┌─ DATA IN THIS EXERCISE

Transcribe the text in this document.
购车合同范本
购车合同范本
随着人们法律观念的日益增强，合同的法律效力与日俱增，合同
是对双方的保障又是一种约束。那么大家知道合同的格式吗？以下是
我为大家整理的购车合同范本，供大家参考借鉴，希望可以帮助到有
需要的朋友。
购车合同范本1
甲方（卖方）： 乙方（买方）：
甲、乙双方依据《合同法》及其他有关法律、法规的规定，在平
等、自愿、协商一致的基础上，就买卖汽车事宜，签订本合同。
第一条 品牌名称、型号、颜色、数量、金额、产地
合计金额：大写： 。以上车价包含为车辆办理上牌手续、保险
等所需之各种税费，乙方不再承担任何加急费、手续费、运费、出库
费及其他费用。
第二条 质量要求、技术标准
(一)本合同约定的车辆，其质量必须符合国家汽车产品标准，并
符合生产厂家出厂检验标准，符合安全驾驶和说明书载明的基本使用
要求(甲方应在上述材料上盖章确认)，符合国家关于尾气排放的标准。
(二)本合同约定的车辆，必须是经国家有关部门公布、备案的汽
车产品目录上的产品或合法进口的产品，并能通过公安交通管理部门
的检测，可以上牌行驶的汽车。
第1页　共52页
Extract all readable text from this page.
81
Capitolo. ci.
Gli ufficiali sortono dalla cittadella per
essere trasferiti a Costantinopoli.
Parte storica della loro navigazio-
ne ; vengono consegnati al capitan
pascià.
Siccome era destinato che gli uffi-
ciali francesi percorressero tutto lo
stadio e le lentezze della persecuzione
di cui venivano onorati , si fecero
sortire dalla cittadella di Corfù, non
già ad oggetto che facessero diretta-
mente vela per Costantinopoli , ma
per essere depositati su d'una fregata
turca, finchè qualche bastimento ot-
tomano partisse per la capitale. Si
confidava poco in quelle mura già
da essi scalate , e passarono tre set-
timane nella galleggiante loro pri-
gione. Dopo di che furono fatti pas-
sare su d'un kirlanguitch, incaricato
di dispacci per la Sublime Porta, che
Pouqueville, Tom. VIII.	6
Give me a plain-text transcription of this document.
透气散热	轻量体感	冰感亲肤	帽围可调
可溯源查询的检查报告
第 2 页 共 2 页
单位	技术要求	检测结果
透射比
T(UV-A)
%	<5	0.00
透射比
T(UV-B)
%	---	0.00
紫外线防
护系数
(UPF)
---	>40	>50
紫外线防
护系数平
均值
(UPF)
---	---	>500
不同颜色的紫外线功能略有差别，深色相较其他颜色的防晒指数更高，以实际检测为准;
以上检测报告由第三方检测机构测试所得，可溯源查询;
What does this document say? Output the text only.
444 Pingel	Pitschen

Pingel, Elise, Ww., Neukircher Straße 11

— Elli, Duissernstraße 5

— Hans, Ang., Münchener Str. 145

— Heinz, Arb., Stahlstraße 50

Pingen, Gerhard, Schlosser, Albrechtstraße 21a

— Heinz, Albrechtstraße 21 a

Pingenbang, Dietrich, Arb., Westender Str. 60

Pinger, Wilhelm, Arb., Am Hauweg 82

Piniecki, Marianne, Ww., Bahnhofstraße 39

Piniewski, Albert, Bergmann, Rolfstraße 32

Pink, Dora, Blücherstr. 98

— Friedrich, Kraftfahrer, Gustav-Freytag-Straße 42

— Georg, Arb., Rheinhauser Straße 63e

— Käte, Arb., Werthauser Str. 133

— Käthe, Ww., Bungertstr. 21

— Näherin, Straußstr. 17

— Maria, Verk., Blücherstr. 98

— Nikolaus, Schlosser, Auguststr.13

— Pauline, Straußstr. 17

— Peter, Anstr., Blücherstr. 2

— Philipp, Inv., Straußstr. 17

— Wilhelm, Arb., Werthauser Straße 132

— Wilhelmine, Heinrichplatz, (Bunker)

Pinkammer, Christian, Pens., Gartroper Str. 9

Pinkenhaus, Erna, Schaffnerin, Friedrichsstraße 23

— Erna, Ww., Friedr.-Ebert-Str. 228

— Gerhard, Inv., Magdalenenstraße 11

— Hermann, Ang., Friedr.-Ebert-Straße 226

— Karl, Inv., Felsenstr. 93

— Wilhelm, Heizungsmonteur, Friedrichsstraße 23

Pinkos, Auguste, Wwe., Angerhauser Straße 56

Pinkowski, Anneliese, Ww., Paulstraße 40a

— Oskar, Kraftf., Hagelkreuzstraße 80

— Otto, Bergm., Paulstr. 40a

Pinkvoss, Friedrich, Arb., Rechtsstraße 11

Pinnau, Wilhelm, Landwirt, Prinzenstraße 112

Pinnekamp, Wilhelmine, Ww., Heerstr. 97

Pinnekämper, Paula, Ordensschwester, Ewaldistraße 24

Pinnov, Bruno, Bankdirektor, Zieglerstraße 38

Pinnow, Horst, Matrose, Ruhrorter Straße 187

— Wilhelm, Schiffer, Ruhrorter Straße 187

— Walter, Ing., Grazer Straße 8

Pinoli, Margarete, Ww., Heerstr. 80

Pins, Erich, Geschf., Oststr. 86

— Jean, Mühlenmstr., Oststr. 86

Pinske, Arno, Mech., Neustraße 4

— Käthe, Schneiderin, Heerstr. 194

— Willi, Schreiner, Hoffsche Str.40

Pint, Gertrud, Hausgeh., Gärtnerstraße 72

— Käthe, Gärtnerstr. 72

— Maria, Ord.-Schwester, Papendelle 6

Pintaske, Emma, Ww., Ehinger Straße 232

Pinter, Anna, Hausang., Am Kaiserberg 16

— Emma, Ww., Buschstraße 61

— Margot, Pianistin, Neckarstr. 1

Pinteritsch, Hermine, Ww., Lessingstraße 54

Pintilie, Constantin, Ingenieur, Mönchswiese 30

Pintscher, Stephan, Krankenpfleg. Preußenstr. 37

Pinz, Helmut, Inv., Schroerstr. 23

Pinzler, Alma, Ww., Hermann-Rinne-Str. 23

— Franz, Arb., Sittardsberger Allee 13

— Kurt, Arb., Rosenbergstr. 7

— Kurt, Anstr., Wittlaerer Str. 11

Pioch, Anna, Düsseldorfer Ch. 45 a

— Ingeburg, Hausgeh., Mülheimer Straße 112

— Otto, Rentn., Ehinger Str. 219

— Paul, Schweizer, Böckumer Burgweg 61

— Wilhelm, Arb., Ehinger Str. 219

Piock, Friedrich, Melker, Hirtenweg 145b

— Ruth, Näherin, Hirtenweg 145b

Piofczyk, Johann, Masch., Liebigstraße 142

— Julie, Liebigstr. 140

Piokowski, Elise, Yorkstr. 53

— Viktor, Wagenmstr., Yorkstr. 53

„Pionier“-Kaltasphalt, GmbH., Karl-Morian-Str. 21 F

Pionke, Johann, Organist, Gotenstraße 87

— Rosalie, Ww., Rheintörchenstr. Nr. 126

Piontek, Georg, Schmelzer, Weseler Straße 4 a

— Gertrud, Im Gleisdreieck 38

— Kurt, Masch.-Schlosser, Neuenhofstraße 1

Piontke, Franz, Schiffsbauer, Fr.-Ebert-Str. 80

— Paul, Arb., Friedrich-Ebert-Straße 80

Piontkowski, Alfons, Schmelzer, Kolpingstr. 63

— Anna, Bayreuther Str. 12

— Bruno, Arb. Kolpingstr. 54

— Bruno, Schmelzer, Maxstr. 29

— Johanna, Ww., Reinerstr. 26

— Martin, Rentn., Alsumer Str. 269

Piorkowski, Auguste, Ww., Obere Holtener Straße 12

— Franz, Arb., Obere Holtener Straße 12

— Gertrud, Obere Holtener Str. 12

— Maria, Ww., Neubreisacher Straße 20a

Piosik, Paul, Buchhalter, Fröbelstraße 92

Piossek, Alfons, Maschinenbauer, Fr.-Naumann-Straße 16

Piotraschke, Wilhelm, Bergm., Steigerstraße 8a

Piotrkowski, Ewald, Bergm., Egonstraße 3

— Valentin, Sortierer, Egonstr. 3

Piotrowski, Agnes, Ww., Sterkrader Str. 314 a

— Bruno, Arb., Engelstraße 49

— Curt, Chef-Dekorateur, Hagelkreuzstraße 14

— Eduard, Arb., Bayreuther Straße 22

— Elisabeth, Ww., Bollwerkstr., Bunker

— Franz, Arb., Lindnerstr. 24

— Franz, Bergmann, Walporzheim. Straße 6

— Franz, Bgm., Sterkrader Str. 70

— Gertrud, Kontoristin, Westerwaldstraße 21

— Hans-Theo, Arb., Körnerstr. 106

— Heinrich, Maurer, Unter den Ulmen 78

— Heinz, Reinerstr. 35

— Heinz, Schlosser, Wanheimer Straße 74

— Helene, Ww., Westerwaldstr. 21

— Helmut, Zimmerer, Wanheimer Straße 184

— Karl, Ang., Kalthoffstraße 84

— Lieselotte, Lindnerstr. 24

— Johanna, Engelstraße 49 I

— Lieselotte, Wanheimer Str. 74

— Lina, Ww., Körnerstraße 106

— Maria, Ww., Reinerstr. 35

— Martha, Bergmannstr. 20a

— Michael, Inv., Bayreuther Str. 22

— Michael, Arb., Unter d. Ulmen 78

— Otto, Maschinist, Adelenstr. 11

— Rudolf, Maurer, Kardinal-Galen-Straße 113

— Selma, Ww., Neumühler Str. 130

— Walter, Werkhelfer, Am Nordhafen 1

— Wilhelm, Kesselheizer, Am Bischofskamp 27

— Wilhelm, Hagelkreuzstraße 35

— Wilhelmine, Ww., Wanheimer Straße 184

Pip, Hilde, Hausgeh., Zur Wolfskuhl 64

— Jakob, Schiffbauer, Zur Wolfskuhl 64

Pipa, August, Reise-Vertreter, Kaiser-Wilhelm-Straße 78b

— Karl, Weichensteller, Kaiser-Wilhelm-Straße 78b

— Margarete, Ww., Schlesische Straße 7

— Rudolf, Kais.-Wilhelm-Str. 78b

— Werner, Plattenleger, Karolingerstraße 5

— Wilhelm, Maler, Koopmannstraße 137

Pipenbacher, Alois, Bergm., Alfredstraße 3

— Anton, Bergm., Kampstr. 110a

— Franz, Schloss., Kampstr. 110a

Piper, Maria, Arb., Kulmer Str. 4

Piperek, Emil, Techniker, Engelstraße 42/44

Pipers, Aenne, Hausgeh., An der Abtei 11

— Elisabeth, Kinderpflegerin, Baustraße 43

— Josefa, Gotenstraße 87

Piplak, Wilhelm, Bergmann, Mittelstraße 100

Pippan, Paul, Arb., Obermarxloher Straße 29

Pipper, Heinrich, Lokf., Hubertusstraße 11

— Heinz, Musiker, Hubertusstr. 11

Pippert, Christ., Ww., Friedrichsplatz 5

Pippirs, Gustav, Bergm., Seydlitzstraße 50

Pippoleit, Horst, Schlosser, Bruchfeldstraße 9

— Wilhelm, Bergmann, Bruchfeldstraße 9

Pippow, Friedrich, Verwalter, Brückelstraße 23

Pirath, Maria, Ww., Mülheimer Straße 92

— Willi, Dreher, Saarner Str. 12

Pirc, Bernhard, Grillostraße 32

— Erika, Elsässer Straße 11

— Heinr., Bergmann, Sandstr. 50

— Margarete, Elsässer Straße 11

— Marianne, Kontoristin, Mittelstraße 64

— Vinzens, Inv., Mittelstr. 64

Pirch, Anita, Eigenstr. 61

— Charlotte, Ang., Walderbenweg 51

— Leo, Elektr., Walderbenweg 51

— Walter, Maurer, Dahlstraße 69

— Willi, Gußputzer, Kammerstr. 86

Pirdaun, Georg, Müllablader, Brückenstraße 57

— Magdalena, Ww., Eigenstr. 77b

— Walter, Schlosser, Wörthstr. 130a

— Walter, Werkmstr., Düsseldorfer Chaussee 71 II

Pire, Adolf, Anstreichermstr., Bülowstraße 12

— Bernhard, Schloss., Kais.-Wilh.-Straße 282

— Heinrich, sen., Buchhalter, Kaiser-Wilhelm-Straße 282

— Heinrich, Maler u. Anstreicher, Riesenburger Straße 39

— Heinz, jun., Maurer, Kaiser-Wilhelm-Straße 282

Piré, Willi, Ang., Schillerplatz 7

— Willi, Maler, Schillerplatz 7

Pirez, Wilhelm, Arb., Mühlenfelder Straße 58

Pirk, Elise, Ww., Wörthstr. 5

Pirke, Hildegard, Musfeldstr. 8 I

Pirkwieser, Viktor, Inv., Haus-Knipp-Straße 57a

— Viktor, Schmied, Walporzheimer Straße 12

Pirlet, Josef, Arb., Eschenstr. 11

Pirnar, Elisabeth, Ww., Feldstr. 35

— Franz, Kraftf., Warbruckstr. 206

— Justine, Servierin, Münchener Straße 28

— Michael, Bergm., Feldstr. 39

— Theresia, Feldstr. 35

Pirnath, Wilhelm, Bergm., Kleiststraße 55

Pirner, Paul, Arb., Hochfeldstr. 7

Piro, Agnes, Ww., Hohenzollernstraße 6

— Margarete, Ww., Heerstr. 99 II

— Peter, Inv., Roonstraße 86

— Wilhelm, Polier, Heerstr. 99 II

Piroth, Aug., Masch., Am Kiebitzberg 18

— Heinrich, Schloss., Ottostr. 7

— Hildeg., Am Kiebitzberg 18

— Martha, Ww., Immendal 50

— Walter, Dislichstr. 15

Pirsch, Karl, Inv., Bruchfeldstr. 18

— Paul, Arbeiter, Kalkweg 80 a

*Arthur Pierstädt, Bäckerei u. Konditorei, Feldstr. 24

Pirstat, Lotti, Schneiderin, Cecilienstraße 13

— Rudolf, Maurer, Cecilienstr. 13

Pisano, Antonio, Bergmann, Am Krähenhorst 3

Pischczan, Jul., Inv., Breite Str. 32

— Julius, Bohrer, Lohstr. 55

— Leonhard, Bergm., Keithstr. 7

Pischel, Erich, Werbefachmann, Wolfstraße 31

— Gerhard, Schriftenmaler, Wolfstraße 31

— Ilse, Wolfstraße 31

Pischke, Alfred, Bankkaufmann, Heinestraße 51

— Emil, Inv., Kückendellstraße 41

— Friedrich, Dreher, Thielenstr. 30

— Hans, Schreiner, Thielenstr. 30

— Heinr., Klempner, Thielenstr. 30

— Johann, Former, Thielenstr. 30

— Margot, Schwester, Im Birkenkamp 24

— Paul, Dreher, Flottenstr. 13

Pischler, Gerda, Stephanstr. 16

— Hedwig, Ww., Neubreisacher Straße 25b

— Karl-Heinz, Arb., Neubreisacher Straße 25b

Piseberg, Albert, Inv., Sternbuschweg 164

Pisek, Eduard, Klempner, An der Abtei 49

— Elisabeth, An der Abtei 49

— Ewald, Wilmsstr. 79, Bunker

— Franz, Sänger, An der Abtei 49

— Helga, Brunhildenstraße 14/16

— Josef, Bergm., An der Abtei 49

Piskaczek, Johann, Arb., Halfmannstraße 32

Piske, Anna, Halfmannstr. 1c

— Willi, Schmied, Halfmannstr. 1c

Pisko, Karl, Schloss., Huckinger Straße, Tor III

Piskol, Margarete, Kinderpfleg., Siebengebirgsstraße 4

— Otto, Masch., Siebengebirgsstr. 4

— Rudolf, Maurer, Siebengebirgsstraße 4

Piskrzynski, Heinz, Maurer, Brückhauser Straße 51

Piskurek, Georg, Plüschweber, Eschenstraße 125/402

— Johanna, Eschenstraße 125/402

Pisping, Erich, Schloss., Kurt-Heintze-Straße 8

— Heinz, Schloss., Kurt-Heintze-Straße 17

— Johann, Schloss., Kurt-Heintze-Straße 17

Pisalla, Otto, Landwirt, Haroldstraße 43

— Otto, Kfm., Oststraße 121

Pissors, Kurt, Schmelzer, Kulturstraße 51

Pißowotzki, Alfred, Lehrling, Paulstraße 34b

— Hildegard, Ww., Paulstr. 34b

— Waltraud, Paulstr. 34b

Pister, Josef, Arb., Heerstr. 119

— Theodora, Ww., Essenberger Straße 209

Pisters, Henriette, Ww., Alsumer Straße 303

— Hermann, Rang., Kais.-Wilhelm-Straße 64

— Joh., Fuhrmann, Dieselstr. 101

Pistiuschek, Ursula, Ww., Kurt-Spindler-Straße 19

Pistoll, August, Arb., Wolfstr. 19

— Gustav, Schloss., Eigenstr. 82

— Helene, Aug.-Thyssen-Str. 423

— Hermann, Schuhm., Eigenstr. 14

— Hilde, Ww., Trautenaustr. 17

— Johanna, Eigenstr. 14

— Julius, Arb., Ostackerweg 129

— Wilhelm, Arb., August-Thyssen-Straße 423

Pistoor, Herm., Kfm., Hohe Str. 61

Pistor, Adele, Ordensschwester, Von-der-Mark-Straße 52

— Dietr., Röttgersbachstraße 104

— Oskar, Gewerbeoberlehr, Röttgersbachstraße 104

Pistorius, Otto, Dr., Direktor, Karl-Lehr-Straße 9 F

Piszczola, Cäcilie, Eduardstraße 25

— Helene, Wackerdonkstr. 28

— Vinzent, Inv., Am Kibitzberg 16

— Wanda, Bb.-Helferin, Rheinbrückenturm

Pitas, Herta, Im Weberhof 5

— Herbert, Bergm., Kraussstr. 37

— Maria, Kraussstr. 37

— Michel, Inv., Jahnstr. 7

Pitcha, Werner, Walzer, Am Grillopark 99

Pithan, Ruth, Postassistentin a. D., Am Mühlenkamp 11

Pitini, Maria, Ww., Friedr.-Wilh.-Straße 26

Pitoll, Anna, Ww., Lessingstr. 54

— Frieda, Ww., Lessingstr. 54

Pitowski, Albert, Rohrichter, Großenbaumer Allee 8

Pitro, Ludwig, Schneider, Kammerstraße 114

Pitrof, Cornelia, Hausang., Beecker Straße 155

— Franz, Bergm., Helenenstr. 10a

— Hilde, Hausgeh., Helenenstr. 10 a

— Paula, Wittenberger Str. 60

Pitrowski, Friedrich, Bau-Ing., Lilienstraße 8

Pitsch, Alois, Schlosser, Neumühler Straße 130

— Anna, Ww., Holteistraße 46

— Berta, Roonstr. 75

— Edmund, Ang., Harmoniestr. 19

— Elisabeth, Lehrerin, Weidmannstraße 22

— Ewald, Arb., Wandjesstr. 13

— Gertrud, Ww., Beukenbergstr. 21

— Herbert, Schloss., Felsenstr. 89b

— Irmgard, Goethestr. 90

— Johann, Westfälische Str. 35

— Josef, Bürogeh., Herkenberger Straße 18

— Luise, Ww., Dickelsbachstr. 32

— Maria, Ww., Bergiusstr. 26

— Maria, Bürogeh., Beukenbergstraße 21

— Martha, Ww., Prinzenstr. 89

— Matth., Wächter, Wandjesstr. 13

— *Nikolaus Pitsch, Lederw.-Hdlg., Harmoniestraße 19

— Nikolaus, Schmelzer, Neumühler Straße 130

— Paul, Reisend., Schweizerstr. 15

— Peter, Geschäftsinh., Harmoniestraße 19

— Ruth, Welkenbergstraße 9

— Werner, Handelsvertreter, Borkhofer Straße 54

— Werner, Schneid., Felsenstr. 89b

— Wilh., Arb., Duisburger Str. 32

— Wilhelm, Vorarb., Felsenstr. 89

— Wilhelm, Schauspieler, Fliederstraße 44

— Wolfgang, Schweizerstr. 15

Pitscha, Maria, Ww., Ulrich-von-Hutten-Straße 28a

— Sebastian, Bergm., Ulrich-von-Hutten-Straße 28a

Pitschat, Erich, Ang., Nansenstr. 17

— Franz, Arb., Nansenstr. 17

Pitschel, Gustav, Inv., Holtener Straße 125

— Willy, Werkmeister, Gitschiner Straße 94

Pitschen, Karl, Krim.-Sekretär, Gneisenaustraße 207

└─

EXERCISE:
Report how many lines of the preceding records include "Hausang". Output the number only.

EXERCISE SOLUTION:
2